PROBLEM DETAILS:
Locate each line with the string "celular" in the listing below and copy it.

══════════

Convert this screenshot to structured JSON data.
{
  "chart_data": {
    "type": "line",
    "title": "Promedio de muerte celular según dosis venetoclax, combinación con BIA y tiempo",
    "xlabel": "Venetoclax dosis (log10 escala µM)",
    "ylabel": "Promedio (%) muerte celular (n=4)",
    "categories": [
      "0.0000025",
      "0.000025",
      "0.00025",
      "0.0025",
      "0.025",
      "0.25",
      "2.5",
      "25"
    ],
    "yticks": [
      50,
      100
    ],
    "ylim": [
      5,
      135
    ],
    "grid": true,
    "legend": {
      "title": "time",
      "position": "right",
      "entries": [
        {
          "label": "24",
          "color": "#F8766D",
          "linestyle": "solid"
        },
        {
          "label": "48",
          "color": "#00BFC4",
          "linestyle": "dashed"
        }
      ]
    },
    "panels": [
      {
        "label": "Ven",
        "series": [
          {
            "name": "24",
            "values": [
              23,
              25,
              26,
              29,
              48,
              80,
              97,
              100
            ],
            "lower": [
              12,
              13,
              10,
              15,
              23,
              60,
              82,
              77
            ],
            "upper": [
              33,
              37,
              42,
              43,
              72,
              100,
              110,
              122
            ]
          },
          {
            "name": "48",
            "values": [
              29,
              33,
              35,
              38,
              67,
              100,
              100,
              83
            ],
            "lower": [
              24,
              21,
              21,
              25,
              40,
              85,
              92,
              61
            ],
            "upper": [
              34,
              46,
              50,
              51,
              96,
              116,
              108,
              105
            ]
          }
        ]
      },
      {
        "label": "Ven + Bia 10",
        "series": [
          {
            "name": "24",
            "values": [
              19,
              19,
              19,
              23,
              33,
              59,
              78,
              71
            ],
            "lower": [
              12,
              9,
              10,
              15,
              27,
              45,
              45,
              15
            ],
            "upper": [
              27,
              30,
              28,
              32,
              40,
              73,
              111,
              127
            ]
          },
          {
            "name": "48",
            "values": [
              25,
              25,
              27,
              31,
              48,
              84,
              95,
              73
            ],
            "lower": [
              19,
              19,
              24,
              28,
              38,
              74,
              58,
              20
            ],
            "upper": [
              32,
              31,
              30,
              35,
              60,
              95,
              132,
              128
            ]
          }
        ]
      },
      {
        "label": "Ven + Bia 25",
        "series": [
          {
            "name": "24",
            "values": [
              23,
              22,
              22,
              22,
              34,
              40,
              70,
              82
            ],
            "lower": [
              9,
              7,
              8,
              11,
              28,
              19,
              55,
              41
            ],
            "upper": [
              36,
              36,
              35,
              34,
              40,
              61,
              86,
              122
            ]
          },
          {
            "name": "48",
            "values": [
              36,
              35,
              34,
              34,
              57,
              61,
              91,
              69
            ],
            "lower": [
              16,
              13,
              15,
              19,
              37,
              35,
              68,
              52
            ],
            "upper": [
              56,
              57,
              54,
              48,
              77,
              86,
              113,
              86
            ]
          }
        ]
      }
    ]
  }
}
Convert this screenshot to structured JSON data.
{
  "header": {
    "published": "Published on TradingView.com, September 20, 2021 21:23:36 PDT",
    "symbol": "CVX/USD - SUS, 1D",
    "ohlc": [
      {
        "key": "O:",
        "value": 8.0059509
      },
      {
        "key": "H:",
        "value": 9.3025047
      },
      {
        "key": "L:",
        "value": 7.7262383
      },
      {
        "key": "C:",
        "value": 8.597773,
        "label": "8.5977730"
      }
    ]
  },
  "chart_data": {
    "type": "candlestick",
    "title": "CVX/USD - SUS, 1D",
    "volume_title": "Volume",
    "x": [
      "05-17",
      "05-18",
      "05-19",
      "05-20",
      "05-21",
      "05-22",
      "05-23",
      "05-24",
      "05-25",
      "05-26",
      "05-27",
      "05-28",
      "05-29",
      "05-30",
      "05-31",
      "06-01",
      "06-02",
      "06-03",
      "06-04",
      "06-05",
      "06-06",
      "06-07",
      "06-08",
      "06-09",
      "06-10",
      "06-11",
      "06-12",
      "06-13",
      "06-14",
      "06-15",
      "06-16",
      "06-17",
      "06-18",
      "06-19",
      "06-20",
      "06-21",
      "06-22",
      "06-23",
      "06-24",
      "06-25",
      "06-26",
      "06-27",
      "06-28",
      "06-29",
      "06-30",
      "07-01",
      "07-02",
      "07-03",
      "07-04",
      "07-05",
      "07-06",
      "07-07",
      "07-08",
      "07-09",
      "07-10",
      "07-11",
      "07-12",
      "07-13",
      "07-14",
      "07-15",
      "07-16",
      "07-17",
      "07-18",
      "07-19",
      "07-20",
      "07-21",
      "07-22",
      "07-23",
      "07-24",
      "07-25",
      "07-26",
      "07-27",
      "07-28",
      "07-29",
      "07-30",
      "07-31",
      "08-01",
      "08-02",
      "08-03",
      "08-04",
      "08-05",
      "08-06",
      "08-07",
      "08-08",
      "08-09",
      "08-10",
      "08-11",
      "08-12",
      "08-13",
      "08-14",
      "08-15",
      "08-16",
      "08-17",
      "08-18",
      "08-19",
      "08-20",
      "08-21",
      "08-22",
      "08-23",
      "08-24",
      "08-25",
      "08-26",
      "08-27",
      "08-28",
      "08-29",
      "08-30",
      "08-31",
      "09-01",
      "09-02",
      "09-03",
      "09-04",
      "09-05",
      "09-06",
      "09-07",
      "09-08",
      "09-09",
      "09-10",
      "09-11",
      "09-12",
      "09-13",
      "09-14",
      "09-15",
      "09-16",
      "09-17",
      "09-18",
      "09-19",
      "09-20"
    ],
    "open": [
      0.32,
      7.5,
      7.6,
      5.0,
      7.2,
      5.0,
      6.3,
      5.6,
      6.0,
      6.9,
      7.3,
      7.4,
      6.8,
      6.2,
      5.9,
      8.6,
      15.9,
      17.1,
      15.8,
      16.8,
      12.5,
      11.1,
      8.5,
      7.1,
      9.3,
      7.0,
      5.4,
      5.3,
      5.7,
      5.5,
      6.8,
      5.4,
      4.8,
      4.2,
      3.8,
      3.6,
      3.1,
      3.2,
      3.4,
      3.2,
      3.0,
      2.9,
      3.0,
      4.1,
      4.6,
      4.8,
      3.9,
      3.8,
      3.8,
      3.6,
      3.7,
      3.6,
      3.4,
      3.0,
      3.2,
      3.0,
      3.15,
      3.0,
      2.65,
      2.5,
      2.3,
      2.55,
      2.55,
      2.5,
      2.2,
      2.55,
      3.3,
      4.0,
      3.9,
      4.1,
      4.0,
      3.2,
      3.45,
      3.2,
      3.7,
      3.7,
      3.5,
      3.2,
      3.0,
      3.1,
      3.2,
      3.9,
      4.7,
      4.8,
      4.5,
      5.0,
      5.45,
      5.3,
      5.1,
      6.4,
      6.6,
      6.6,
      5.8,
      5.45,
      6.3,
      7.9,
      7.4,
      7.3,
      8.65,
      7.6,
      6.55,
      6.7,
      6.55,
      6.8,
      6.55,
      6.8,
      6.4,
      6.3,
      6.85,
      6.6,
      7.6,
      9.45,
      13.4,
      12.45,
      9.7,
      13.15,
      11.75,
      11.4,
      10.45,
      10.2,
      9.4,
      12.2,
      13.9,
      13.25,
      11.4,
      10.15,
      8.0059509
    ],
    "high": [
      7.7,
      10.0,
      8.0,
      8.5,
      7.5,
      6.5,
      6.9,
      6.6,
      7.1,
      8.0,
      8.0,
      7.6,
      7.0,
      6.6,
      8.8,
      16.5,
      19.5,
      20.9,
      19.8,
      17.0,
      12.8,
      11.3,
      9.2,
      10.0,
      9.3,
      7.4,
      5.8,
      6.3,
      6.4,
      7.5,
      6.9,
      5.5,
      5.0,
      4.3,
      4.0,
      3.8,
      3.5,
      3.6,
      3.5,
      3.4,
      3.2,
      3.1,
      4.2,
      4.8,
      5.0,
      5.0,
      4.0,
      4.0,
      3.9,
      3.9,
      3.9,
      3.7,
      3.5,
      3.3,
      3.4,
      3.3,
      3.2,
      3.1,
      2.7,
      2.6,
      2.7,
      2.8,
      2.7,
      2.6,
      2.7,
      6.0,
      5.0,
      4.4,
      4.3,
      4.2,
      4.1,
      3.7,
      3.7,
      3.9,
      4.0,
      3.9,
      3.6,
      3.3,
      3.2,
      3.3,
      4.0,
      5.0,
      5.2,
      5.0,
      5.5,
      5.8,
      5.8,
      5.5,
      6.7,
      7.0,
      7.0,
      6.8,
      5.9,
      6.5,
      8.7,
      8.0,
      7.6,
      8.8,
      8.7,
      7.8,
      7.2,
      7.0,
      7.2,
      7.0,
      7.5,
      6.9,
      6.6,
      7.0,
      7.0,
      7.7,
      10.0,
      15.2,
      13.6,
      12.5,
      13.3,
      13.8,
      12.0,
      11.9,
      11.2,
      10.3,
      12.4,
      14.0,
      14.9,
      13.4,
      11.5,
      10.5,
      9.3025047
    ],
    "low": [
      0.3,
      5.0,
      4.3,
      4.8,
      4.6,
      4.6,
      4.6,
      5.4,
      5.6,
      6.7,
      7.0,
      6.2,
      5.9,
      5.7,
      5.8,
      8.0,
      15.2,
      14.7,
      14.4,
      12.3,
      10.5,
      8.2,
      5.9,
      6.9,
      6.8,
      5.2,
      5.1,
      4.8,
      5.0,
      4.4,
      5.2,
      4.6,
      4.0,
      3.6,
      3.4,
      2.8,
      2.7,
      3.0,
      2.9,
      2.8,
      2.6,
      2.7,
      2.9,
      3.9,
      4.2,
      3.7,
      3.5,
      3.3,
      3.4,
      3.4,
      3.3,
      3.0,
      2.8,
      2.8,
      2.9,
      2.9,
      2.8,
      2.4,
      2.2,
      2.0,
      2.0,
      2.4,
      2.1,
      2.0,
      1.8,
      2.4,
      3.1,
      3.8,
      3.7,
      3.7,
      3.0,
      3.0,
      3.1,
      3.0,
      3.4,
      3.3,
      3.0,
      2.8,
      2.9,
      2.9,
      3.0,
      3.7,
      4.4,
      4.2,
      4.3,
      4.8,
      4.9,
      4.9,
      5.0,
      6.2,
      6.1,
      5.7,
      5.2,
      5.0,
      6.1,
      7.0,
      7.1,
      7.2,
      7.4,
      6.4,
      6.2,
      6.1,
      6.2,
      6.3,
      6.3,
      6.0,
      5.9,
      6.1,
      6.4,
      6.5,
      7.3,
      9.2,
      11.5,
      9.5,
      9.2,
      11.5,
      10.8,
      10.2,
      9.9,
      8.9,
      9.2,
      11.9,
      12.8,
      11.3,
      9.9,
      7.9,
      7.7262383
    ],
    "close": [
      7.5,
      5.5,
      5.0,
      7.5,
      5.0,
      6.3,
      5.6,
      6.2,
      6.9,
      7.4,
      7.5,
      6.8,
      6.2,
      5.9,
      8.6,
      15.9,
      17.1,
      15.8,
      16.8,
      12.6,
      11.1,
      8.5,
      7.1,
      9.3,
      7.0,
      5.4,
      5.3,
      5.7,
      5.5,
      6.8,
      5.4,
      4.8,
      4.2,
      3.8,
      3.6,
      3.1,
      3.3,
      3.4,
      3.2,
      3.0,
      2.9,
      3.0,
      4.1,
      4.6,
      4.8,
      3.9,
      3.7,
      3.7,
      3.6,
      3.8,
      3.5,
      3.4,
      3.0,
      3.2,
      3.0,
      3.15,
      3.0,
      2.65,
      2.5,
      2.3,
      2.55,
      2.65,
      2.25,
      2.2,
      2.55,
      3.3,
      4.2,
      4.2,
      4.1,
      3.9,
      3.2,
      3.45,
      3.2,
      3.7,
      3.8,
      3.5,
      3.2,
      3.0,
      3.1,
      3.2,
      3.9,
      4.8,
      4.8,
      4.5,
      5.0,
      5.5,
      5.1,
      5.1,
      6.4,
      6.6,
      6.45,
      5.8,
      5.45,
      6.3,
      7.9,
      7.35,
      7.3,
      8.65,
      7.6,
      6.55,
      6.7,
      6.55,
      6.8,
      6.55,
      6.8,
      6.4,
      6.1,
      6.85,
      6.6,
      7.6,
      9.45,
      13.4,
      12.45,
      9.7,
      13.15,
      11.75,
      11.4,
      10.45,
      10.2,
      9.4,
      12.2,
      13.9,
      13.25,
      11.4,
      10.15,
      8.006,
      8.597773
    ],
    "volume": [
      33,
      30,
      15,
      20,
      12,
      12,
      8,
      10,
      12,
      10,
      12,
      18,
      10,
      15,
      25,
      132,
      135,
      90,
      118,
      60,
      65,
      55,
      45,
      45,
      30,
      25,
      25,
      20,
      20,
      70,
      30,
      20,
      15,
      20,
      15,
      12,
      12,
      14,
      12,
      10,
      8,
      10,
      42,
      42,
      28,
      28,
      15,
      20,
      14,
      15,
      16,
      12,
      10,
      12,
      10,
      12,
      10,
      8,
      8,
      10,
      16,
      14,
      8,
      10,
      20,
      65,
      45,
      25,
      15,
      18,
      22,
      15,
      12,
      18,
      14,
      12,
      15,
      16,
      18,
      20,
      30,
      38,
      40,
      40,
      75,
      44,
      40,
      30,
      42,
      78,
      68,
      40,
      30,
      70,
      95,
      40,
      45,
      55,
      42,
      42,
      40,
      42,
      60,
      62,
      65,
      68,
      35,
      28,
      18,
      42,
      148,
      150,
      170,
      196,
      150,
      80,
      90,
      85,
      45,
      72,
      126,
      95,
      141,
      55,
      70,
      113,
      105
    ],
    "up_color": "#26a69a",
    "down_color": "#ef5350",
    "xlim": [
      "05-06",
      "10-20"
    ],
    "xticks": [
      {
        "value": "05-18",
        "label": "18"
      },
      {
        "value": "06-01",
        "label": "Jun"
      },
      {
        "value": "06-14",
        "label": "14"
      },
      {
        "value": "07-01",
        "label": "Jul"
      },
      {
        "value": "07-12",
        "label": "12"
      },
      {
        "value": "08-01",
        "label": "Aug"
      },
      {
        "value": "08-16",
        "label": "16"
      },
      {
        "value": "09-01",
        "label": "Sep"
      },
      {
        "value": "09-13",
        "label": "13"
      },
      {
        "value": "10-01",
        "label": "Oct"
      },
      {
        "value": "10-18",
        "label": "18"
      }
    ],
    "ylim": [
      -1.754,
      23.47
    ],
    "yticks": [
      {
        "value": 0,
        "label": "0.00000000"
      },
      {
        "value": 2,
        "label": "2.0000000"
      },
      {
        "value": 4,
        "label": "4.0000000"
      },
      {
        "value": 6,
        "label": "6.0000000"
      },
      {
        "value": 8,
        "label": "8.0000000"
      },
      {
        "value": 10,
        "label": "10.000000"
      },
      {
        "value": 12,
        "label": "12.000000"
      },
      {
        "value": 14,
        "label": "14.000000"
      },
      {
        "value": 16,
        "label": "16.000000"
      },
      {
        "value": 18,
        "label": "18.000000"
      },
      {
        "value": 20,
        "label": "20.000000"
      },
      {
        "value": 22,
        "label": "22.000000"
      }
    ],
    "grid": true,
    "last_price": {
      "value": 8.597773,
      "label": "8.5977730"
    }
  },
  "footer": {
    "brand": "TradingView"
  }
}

══════════

SOLUTION FOR THIS PROBLEM:
    "title": "Promedio de muerte celular según dosis venetoclax, combinación con BIA y tiempo",
    "ylabel": "Promedio (%) muerte celular (n=4)",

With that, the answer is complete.